(Stored records)
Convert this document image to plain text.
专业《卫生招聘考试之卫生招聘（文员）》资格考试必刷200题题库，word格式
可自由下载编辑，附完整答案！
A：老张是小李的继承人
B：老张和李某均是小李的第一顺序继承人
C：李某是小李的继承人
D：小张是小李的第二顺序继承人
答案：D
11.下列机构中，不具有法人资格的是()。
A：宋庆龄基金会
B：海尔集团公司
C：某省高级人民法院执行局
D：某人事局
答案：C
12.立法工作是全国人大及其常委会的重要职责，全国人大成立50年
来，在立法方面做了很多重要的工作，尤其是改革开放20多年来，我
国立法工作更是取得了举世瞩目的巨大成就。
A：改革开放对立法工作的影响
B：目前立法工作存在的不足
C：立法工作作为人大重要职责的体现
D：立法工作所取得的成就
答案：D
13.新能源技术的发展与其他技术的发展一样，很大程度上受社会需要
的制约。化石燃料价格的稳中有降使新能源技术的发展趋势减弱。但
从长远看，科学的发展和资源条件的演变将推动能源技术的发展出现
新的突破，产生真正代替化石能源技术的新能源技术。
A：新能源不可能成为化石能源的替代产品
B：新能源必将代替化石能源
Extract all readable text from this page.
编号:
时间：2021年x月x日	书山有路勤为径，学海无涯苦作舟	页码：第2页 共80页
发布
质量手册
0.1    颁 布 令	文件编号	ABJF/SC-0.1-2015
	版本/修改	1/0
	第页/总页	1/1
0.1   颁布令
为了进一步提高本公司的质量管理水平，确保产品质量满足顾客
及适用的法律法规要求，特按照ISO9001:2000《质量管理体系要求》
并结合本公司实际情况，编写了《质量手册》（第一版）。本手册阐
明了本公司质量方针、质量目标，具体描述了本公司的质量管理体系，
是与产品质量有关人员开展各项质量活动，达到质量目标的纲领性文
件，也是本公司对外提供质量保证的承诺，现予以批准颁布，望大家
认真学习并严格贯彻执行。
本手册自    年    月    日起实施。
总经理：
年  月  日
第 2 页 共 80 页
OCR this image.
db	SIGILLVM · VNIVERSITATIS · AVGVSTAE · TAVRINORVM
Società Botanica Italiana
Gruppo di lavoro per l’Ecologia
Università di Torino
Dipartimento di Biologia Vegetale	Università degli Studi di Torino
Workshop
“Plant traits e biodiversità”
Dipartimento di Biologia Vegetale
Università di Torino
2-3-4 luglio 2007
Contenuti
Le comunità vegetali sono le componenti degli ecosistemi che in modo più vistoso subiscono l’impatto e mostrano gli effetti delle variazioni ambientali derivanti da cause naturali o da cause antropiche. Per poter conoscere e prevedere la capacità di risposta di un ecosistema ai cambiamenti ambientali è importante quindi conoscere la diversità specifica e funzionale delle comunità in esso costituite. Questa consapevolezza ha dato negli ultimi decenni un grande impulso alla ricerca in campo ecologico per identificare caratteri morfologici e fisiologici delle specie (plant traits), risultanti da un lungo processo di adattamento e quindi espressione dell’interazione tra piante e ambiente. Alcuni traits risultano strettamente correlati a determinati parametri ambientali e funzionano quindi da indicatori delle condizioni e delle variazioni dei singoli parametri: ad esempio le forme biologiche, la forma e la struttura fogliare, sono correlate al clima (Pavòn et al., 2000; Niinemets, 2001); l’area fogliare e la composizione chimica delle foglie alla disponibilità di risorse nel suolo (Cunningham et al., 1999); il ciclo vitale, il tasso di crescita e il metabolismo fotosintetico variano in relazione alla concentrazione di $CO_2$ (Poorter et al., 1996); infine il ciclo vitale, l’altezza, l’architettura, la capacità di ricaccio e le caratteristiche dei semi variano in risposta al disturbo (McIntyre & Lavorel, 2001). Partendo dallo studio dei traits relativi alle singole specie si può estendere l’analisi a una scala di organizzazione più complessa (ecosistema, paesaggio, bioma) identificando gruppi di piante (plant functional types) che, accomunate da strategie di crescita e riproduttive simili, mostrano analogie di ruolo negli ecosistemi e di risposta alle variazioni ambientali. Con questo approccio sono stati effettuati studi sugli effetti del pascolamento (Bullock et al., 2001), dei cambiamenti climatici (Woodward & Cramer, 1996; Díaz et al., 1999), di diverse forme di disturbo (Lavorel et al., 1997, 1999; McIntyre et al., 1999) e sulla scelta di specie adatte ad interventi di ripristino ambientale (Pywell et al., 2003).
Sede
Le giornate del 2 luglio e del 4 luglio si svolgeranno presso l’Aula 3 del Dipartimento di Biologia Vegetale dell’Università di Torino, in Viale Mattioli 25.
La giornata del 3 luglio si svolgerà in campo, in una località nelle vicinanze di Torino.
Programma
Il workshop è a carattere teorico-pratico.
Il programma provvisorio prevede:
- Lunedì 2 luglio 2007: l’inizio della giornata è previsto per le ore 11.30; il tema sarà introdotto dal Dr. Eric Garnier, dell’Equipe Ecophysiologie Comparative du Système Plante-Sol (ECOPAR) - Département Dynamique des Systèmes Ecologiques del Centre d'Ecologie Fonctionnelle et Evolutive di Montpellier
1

» **Your objective**: Look over the listing. Pull out every line with the string "Vegetale" in it.

» **Answer below**:
Dipartimento di Biologia Vegetale	Università degli Studi di Torino
Dipartimento di Biologia Vegetale
Le giornate del 2 luglio e del 4 luglio si svolgeranno presso l’Aula 3 del Dipartimento di Biologia Vegetale dell’Università di Torino, in Viale Mattioli 25.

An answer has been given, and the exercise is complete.